### SHORT EXERCISE
Reply with one number only: the count of lines below that contain the word "here".

### DATA TO PROCESS
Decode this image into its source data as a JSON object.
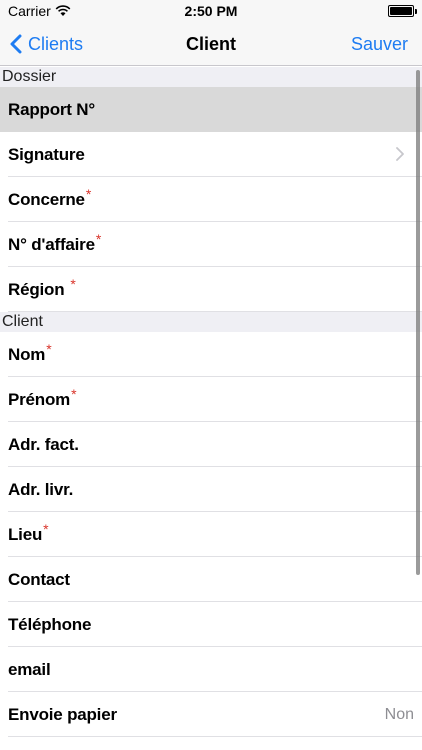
{
  "status": {
    "carrier": "Carrier",
    "time": "2:50 PM",
    "battery_level": 1.0
  },
  "nav": {
    "back": "Clients",
    "title": "Client",
    "save": "Sauver"
  },
  "sections": [
    {
      "title": "Dossier",
      "rows": [
        {
          "label": "Rapport N°",
          "required": false
        },
        {
          "label": "Signature",
          "required": false
        },
        {
          "label": "Concerne",
          "required": true
        },
        {
          "label": "N° d'affaire",
          "required": true
        },
        {
          "label": "Région",
          "required": true
        }
      ]
    },
    {
      "title": "Client",
      "rows": [
        {
          "label": "Nom",
          "required": true
        },
        {
          "label": "Prénom",
          "required": true
        },
        {
          "label": "Adr. fact.",
          "required": false
        },
        {
          "label": "Adr. livr.",
          "required": false
        },
        {
          "label": "Lieu",
          "required": true
        },
        {
          "label": "Contact",
          "required": false
        },
        {
          "label": "Téléphone",
          "required": false
        },
        {
          "label": "email",
          "required": false
        },
        {
          "label": "Envoie papier",
          "required": false,
          "value": "Non"
        }
      ]
    }
  ],
  "required_marker": "*"
}
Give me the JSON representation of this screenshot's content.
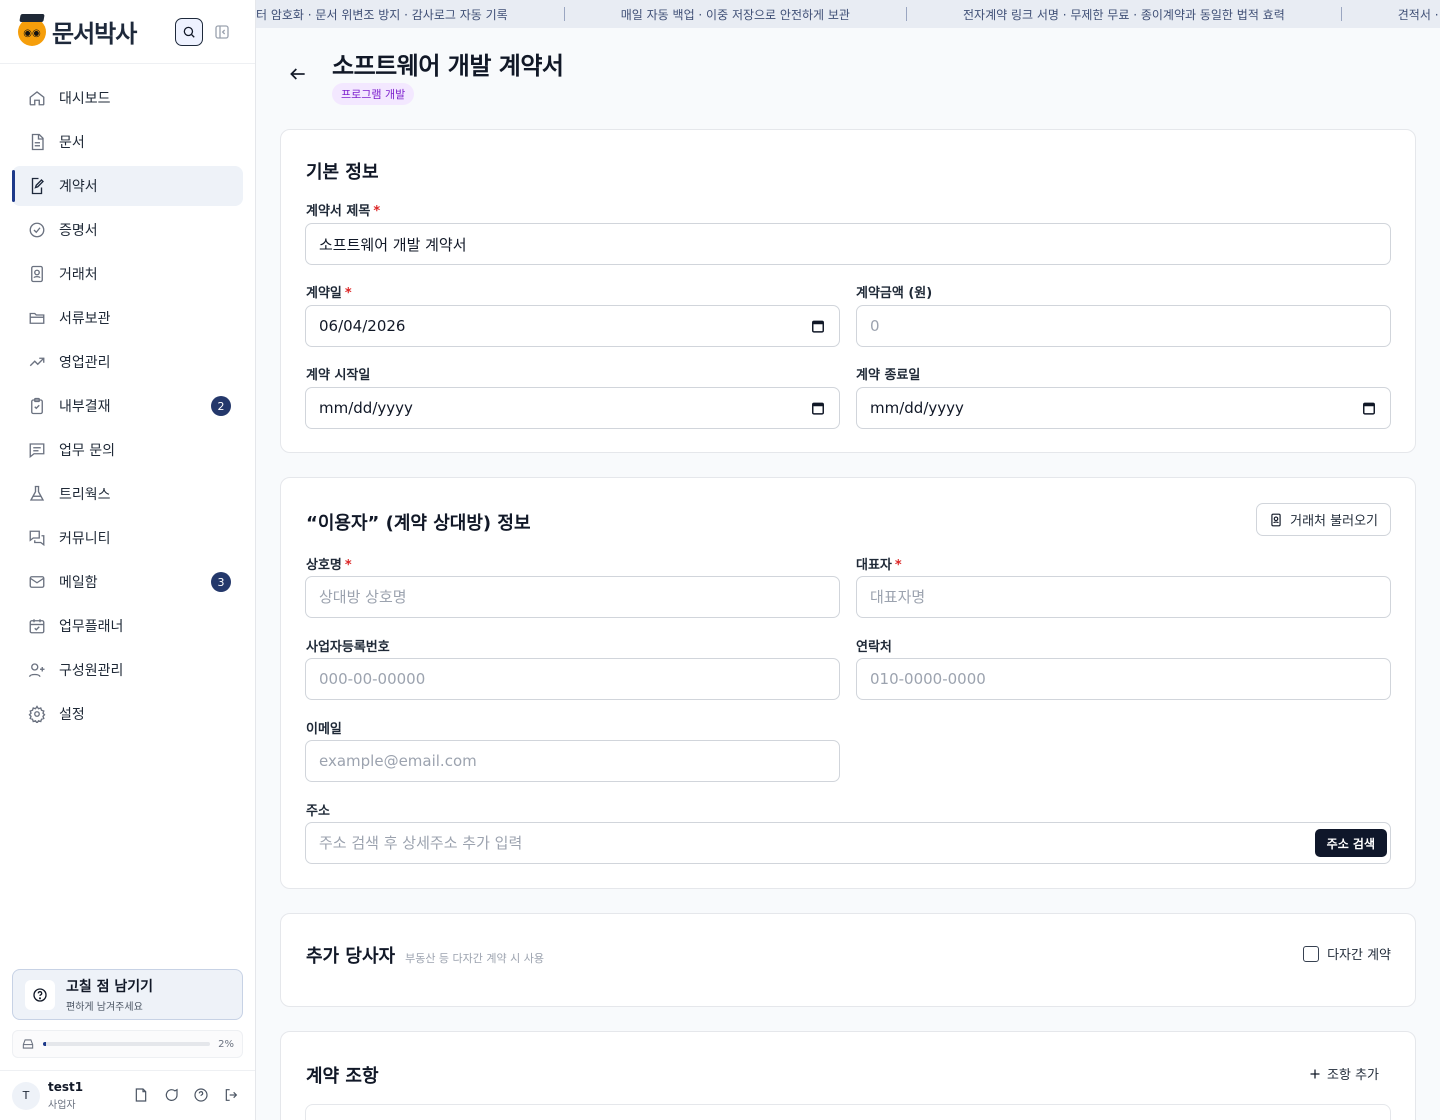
{
  "app": {
    "logo_text": "문서박사",
    "search_icon": "search-icon",
    "collapse_icon": "sidebar-collapse-icon"
  },
  "sidebar": {
    "items": [
      {
        "label": "대시보드",
        "icon": "home-icon"
      },
      {
        "label": "문서",
        "icon": "document-icon"
      },
      {
        "label": "계약서",
        "icon": "contract-edit-icon",
        "active": true
      },
      {
        "label": "증명서",
        "icon": "badge-check-icon"
      },
      {
        "label": "거래처",
        "icon": "contact-book-icon"
      },
      {
        "label": "서류보관",
        "icon": "folder-icon"
      },
      {
        "label": "영업관리",
        "icon": "trending-up-icon"
      },
      {
        "label": "내부결재",
        "icon": "clipboard-check-icon",
        "badge": "2"
      },
      {
        "label": "업무 문의",
        "icon": "message-square-icon"
      },
      {
        "label": "트리웍스",
        "icon": "flask-icon"
      },
      {
        "label": "커뮤니티",
        "icon": "chat-bubbles-icon"
      },
      {
        "label": "메일함",
        "icon": "mail-icon",
        "badge": "3"
      },
      {
        "label": "업무플래너",
        "icon": "calendar-check-icon"
      },
      {
        "label": "구성원관리",
        "icon": "user-plus-icon"
      },
      {
        "label": "설정",
        "icon": "gear-icon"
      }
    ],
    "feedback": {
      "title": "고칠 점 남기기",
      "subtitle": "편하게 남겨주세요"
    },
    "storage": {
      "percent_label": "2%",
      "percent": 2
    },
    "user": {
      "initial": "T",
      "name": "test1",
      "role": "사업자"
    }
  },
  "ticker": {
    "items": [
      "터 암호화 · 문서 위변조 방지 · 감사로그 자동 기록",
      "매일 자동 백업 · 이중 저장으로 안전하게 보관",
      "전자계약 링크 서명 · 무제한 무료 · 종이계약과 동일한 법적 효력",
      "견적서 · 계약서 · 증"
    ]
  },
  "page": {
    "title": "소프트웨어 개발 계약서",
    "tag": "프로그램 개발"
  },
  "basic": {
    "title": "기본 정보",
    "contract_title_label": "계약서 제목",
    "contract_title_value": "소프트웨어 개발 계약서",
    "contract_date_label": "계약일",
    "contract_date_value": "06/04/2026",
    "amount_label": "계약금액 (원)",
    "amount_placeholder": "0",
    "start_label": "계약 시작일",
    "start_value": "mm/dd/yyyy",
    "end_label": "계약 종료일",
    "end_value": "mm/dd/yyyy"
  },
  "party": {
    "title": "“이용자” (계약 상대방) 정보",
    "import_button": "거래처 불러오기",
    "company_label": "상호명",
    "company_placeholder": "상대방 상호명",
    "rep_label": "대표자",
    "rep_placeholder": "대표자명",
    "bizno_label": "사업자등록번호",
    "bizno_placeholder": "000-00-00000",
    "phone_label": "연락처",
    "phone_placeholder": "010-0000-0000",
    "email_label": "이메일",
    "email_placeholder": "example@email.com",
    "address_label": "주소",
    "address_placeholder": "주소 검색 후 상세주소 추가 입력",
    "address_button": "주소 검색"
  },
  "extra": {
    "title": "추가 당사자",
    "hint": "부동산 등 다자간 계약 시 사용",
    "checkbox_label": "다자간 계약"
  },
  "clauses": {
    "title": "계약 조항",
    "add_button": "조항 추가"
  }
}
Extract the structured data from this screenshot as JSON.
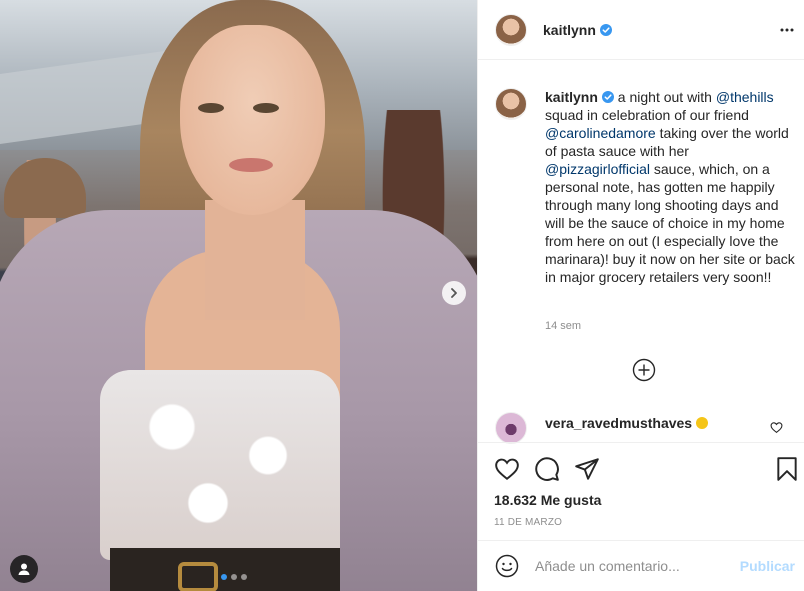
{
  "post": {
    "carousel": {
      "slide_count": 3,
      "active_index": 0
    },
    "author": {
      "username": "kaitlynn",
      "verified": true
    },
    "caption": {
      "username": "kaitlynn",
      "text_1": " a night out with ",
      "mention_1": "@thehills",
      "text_2": " squad in celebration of our friend ",
      "mention_2": "@carolinedamore",
      "text_3": " taking over the world of pasta sauce with her ",
      "mention_3": "@pizzagirlofficial",
      "text_4": " sauce, which, on a personal note, has gotten me happily through many long shooting days and will be the sauce of choice in my home from here on out (I especially love the marinara)! buy it now on her site or back in major grocery retailers very soon!!"
    },
    "time_ago": "14 sem",
    "comments": [
      {
        "username": "vera_ravedmusthaves",
        "emoji": "smiling-face"
      }
    ],
    "likes": "18.632 Me gusta",
    "date": "11 DE MARZO",
    "add_comment": {
      "placeholder": "Añade un comentario...",
      "publish_label": "Publicar"
    }
  },
  "colors": {
    "accent": "#3897f0",
    "mention": "#00376b",
    "muted": "#8e8e8e",
    "publish_disabled": "#b3dbff"
  },
  "icons": [
    "chevron-right-icon",
    "user-tag-icon",
    "verified-badge-icon",
    "more-options-icon",
    "load-more-plus-icon",
    "heart-icon",
    "comment-icon",
    "share-icon",
    "bookmark-icon",
    "emoji-icon"
  ]
}
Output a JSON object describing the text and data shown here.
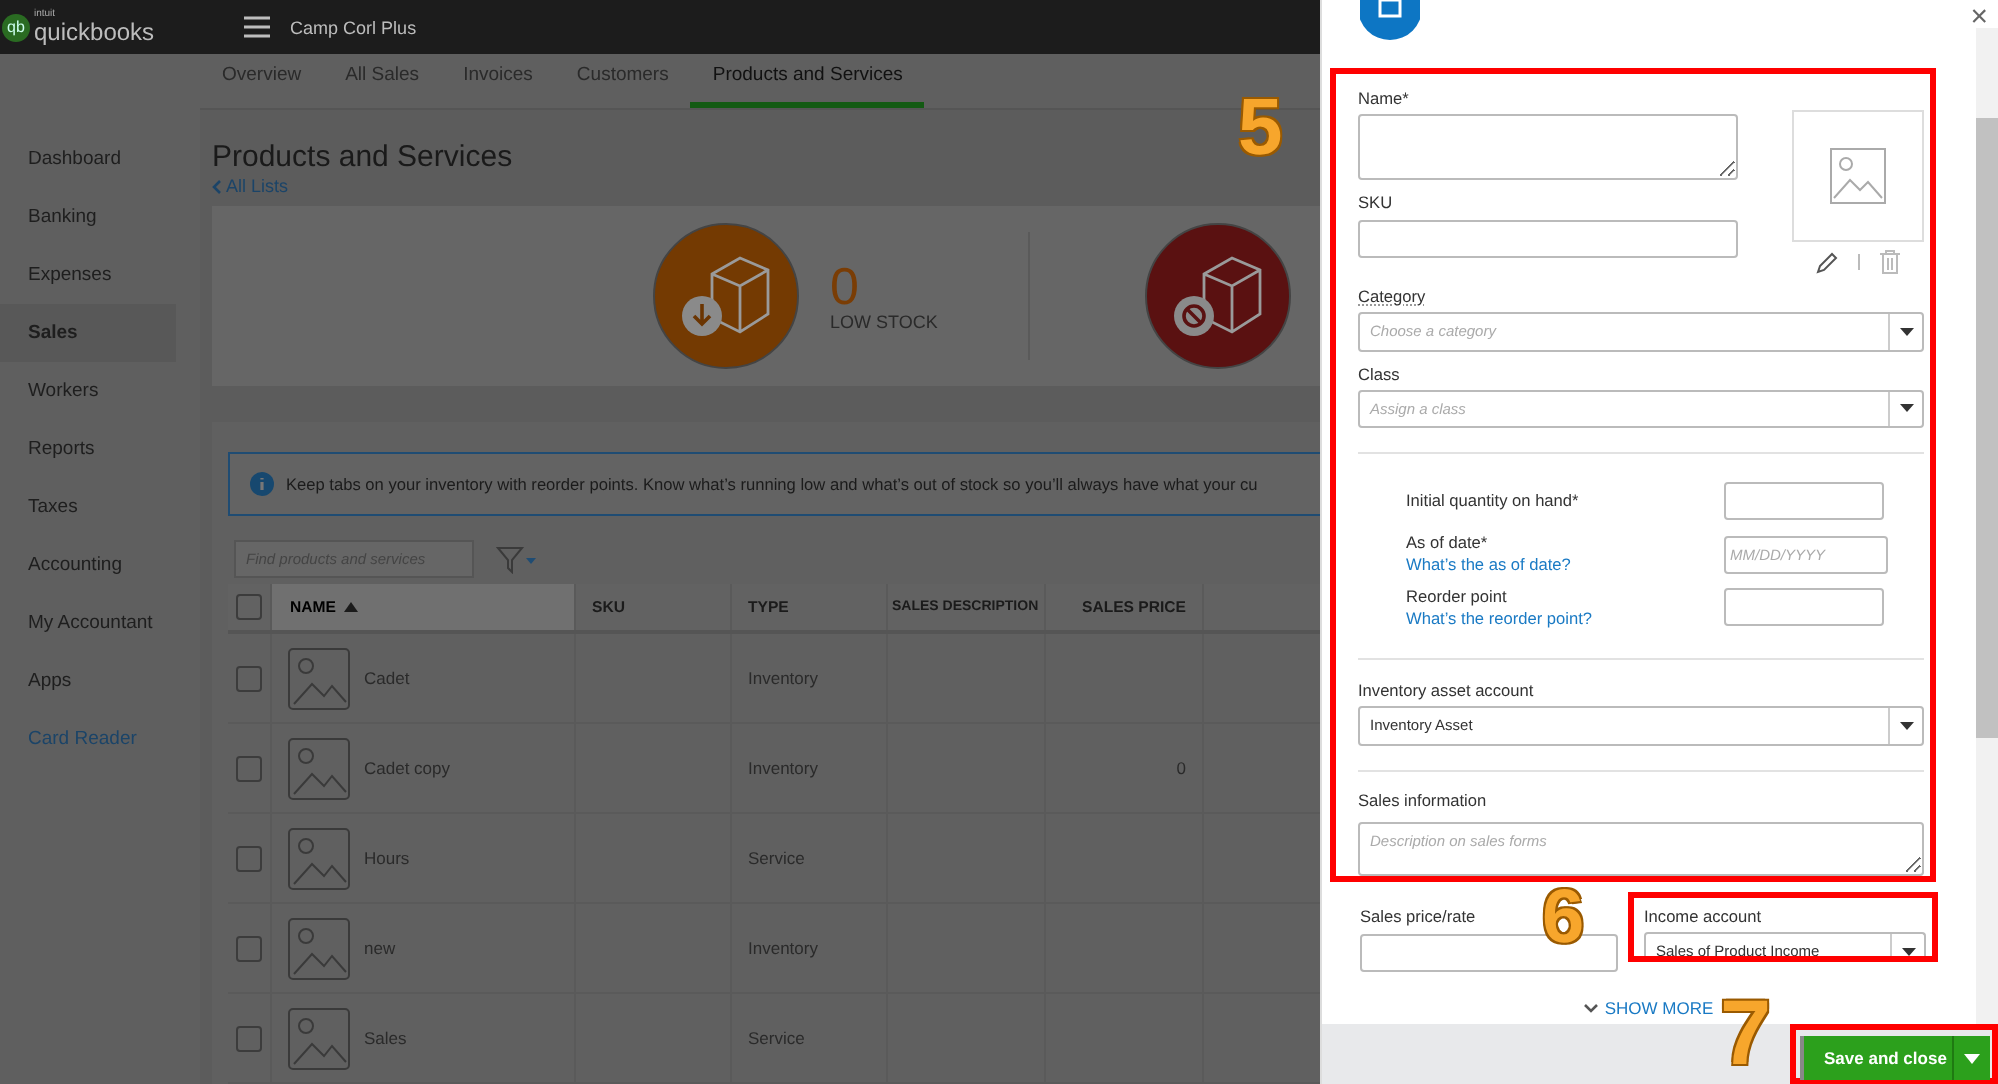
{
  "app": {
    "logo_mark": "qb",
    "logo_small": "intuit",
    "logo": "quickbooks",
    "company": "Camp Corl Plus"
  },
  "sidebar": {
    "items": [
      {
        "label": "Dashboard",
        "selected": false,
        "kind": "nav"
      },
      {
        "label": "Banking",
        "selected": false,
        "kind": "nav"
      },
      {
        "label": "Expenses",
        "selected": false,
        "kind": "nav"
      },
      {
        "label": "Sales",
        "selected": true,
        "kind": "nav"
      },
      {
        "label": "Workers",
        "selected": false,
        "kind": "nav"
      },
      {
        "label": "Reports",
        "selected": false,
        "kind": "nav"
      },
      {
        "label": "Taxes",
        "selected": false,
        "kind": "nav"
      },
      {
        "label": "Accounting",
        "selected": false,
        "kind": "nav"
      },
      {
        "label": "My Accountant",
        "selected": false,
        "kind": "nav"
      },
      {
        "label": "Apps",
        "selected": false,
        "kind": "nav"
      },
      {
        "label": "Card Reader",
        "selected": false,
        "kind": "link"
      }
    ]
  },
  "tabs": [
    {
      "label": "Overview",
      "selected": false
    },
    {
      "label": "All Sales",
      "selected": false
    },
    {
      "label": "Invoices",
      "selected": false
    },
    {
      "label": "Customers",
      "selected": false
    },
    {
      "label": "Products and Services",
      "selected": true
    }
  ],
  "page": {
    "title": "Products and Services",
    "back_link": "All Lists"
  },
  "stock_cards": [
    {
      "kind": "low",
      "count": "0",
      "label": "LOW STOCK"
    },
    {
      "kind": "out"
    }
  ],
  "info_banner": "Keep tabs on your inventory with reorder points. Know what’s running low and what’s out of stock so you’ll always have what your cu",
  "search": {
    "placeholder": "Find products and services"
  },
  "table": {
    "select_all_checked": false,
    "columns": [
      {
        "label": "NAME",
        "sorted": true
      },
      {
        "label": "SKU",
        "sorted": false
      },
      {
        "label": "TYPE",
        "sorted": false
      },
      {
        "label": "SALES DESCRIPTION",
        "sorted": false
      },
      {
        "label": "SALES PRICE",
        "sorted": false
      }
    ],
    "rows": [
      {
        "name": "Cadet",
        "type": "Inventory",
        "sales_price": "",
        "checked": false
      },
      {
        "name": "Cadet copy",
        "type": "Inventory",
        "sales_price": "0",
        "checked": false
      },
      {
        "name": "Hours",
        "type": "Service",
        "sales_price": "",
        "checked": false
      },
      {
        "name": "new",
        "type": "Inventory",
        "sales_price": "",
        "checked": false
      },
      {
        "name": "Sales",
        "type": "Service",
        "sales_price": "",
        "checked": false
      }
    ]
  },
  "panel": {
    "close": "×",
    "name": {
      "label": "Name*"
    },
    "sku": {
      "label": "SKU"
    },
    "category": {
      "label": "Category",
      "placeholder": "Choose a category"
    },
    "class": {
      "label": "Class",
      "placeholder": "Assign a class"
    },
    "quantity": {
      "label": "Initial quantity on hand*"
    },
    "as_of": {
      "label": "As of date*",
      "help": "What’s the as of date?",
      "placeholder": "MM/DD/YYYY"
    },
    "reorder": {
      "label": "Reorder point",
      "help": "What’s the reorder point?"
    },
    "asset_account": {
      "label": "Inventory asset account",
      "value": "Inventory Asset"
    },
    "sales_info": {
      "label": "Sales information",
      "placeholder": "Description on sales forms"
    },
    "price": {
      "label": "Sales price/rate"
    },
    "income": {
      "label": "Income account",
      "value": "Sales of Product Income"
    },
    "show_more": "SHOW MORE",
    "save_button": "Save and close"
  },
  "annotations": [
    {
      "label": "5"
    },
    {
      "label": "6"
    },
    {
      "label": "7"
    }
  ]
}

### FINISHED TASK
2